**GOAL OF THE EXERCISE**.
Transcribe the records below exactly.

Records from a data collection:
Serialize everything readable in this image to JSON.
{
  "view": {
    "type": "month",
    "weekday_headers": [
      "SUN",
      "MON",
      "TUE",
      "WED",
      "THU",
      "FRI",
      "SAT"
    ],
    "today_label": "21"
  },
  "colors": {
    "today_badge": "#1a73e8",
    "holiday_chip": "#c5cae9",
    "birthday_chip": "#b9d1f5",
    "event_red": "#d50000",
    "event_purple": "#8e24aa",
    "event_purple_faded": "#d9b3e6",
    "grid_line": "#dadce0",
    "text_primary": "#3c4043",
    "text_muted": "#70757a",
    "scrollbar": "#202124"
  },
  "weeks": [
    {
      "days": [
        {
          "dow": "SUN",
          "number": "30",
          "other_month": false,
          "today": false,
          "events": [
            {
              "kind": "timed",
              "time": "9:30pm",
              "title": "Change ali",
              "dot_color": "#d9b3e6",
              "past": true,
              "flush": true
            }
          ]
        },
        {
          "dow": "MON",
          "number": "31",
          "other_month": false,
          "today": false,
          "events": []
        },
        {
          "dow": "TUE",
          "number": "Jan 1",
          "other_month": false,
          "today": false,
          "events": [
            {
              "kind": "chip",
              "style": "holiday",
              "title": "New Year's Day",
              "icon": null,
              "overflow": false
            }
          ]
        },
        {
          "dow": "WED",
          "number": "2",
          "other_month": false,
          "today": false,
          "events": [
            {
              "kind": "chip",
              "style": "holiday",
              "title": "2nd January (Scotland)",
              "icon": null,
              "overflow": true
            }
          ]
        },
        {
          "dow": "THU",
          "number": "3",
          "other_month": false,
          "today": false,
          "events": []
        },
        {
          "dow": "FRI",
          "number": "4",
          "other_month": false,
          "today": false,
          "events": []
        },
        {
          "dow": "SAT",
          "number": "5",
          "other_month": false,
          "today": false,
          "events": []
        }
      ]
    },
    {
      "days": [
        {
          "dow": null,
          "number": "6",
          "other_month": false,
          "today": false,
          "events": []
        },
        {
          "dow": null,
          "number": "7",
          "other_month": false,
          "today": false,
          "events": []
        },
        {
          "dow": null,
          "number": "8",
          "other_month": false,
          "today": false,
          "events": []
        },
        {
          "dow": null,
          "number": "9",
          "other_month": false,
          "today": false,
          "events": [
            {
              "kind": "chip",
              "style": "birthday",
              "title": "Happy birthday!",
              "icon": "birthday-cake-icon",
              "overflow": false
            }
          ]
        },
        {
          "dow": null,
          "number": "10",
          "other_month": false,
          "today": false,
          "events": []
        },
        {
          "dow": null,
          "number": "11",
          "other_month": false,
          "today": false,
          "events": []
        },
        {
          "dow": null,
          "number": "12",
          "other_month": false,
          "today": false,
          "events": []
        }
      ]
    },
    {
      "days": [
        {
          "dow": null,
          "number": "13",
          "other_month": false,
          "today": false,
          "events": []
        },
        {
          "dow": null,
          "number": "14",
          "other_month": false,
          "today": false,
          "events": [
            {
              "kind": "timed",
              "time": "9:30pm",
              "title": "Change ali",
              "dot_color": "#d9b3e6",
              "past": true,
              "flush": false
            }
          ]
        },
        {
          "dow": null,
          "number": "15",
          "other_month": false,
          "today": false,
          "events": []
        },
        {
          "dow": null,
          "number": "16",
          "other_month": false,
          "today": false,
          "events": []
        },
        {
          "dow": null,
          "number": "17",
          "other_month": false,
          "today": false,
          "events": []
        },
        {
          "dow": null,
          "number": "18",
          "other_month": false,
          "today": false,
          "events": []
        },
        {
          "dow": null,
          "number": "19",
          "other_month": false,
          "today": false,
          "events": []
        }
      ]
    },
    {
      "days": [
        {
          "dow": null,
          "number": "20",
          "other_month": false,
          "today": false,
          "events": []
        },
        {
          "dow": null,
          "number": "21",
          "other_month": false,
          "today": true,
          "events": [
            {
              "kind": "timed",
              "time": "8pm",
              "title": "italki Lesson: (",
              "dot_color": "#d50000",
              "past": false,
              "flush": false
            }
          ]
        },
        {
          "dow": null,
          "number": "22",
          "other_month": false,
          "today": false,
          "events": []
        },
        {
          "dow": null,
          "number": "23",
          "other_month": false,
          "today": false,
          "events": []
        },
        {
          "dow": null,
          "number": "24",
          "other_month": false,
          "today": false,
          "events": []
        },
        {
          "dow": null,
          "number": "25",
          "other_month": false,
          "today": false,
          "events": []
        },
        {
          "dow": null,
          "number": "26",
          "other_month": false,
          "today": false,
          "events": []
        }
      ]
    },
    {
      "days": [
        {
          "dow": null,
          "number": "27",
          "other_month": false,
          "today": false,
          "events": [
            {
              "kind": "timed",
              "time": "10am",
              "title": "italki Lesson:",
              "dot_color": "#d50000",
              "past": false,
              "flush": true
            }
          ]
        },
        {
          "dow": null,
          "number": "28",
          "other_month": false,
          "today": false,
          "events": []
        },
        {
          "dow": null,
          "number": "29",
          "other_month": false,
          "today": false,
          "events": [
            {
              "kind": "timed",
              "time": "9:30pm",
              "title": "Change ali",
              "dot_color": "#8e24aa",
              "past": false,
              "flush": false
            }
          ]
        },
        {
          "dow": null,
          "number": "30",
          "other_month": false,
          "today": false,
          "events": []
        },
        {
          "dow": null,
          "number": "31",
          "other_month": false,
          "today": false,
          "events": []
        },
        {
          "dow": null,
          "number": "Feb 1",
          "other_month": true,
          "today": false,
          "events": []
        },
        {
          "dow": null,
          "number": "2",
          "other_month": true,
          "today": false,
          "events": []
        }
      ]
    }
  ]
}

**WRITTEN SOLUTION**.
Serialize everything readable in this image to JSON.
{
  "view": {
    "type": "month",
    "weekday_headers": [
      "SUN",
      "MON",
      "TUE",
      "WED",
      "THU",
      "FRI",
      "SAT"
    ],
    "today_label": "21"
  },
  "colors": {
    "today_badge": "#1a73e8",
    "holiday_chip": "#c5cae9",
    "birthday_chip": "#b9d1f5",
    "event_red": "#d50000",
    "event_purple": "#8e24aa",
    "event_purple_faded": "#d9b3e6",
    "grid_line": "#dadce0",
    "text_primary": "#3c4043",
    "text_muted": "#70757a",
    "scrollbar": "#202124"
  },
  "weeks": [
    {
      "days": [
        {
          "dow": "SUN",
          "number": "30",
          "other_month": false,
          "today": false,
          "events": [
            {
              "kind": "timed",
              "time": "9:30pm",
              "title": "Change ali",
              "dot_color": "#d9b3e6",
              "past": true,
              "flush": true
            }
          ]
        },
        {
          "dow": "MON",
          "number": "31",
          "other_month": false,
          "today": false,
          "events": []
        },
        {
          "dow": "TUE",
          "number": "Jan 1",
          "other_month": false,
          "today": false,
          "events": [
            {
              "kind": "chip",
              "style": "holiday",
              "title": "New Year's Day",
              "icon": null,
              "overflow": false
            }
          ]
        },
        {
          "dow": "WED",
          "number": "2",
          "other_month": false,
          "today": false,
          "events": [
            {
              "kind": "chip",
              "style": "holiday",
              "title": "2nd January (Scotland)",
              "icon": null,
              "overflow": true
            }
          ]
        },
        {
          "dow": "THU",
          "number": "3",
          "other_month": false,
          "today": false,
          "events": []
        },
        {
          "dow": "FRI",
          "number": "4",
          "other_month": false,
          "today": false,
          "events": []
        },
        {
          "dow": "SAT",
          "number": "5",
          "other_month": false,
          "today": false,
          "events": []
        }
      ]
    },
    {
      "days": [
        {
          "dow": null,
          "number": "6",
          "other_month": false,
          "today": false,
          "events": []
        },
        {
          "dow": null,
          "number": "7",
          "other_month": false,
          "today": false,
          "events": []
        },
        {
          "dow": null,
          "number": "8",
          "other_month": false,
          "today": false,
          "events": []
        },
        {
          "dow": null,
          "number": "9",
          "other_month": false,
          "today": false,
          "events": [
            {
              "kind": "chip",
              "style": "birthday",
              "title": "Happy birthday!",
              "icon": "birthday-cake-icon",
              "overflow": false
            }
          ]
        },
        {
          "dow": null,
          "number": "10",
          "other_month": false,
          "today": false,
          "events": []
        },
        {
          "dow": null,
          "number": "11",
          "other_month": false,
          "today": false,
          "events": []
        },
        {
          "dow": null,
          "number": "12",
          "other_month": false,
          "today": false,
          "events": []
        }
      ]
    },
    {
      "days": [
        {
          "dow": null,
          "number": "13",
          "other_month": false,
          "today": false,
          "events": []
        },
        {
          "dow": null,
          "number": "14",
          "other_month": false,
          "today": false,
          "events": [
            {
              "kind": "timed",
              "time": "9:30pm",
              "title": "Change ali",
              "dot_color": "#d9b3e6",
              "past": true,
              "flush": false
            }
          ]
        },
        {
          "dow": null,
          "number": "15",
          "other_month": false,
          "today": false,
          "events": []
        },
        {
          "dow": null,
          "number": "16",
          "other_month": false,
          "today": false,
          "events": []
        },
        {
          "dow": null,
          "number": "17",
          "other_month": false,
          "today": false,
          "events": []
        },
        {
          "dow": null,
          "number": "18",
          "other_month": false,
          "today": false,
          "events": []
        },
        {
          "dow": null,
          "number": "19",
          "other_month": false,
          "today": false,
          "events": []
        }
      ]
    },
    {
      "days": [
        {
          "dow": null,
          "number": "20",
          "other_month": false,
          "today": false,
          "events": []
        },
        {
          "dow": null,
          "number": "21",
          "other_month": false,
          "today": true,
          "events": [
            {
              "kind": "timed",
              "time": "8pm",
              "title": "italki Lesson: (",
              "dot_color": "#d50000",
              "past": false,
              "flush": false
            }
          ]
        },
        {
          "dow": null,
          "number": "22",
          "other_month": false,
          "today": false,
          "events": []
        },
        {
          "dow": null,
          "number": "23",
          "other_month": false,
          "today": false,
          "events": []
        },
        {
          "dow": null,
          "number": "24",
          "other_month": false,
          "today": false,
          "events": []
        },
        {
          "dow": null,
          "number": "25",
          "other_month": false,
          "today": false,
          "events": []
        },
        {
          "dow": null,
          "number": "26",
          "other_month": false,
          "today": false,
          "events": []
        }
      ]
    },
    {
      "days": [
        {
          "dow": null,
          "number": "27",
          "other_month": false,
          "today": false,
          "events": [
            {
              "kind": "timed",
              "time": "10am",
              "title": "italki Lesson:",
              "dot_color": "#d50000",
              "past": false,
              "flush": true
            }
          ]
        },
        {
          "dow": null,
          "number": "28",
          "other_month": false,
          "today": false,
          "events": []
        },
        {
          "dow": null,
          "number": "29",
          "other_month": false,
          "today": false,
          "events": [
            {
              "kind": "timed",
              "time": "9:30pm",
              "title": "Change ali",
              "dot_color": "#8e24aa",
              "past": false,
              "flush": false
            }
          ]
        },
        {
          "dow": null,
          "number": "30",
          "other_month": false,
          "today": false,
          "events": []
        },
        {
          "dow": null,
          "number": "31",
          "other_month": false,
          "today": false,
          "events": []
        },
        {
          "dow": null,
          "number": "Feb 1",
          "other_month": true,
          "today": false,
          "events": []
        },
        {
          "dow": null,
          "number": "2",
          "other_month": true,
          "today": false,
          "events": []
        }
      ]
    }
  ]
}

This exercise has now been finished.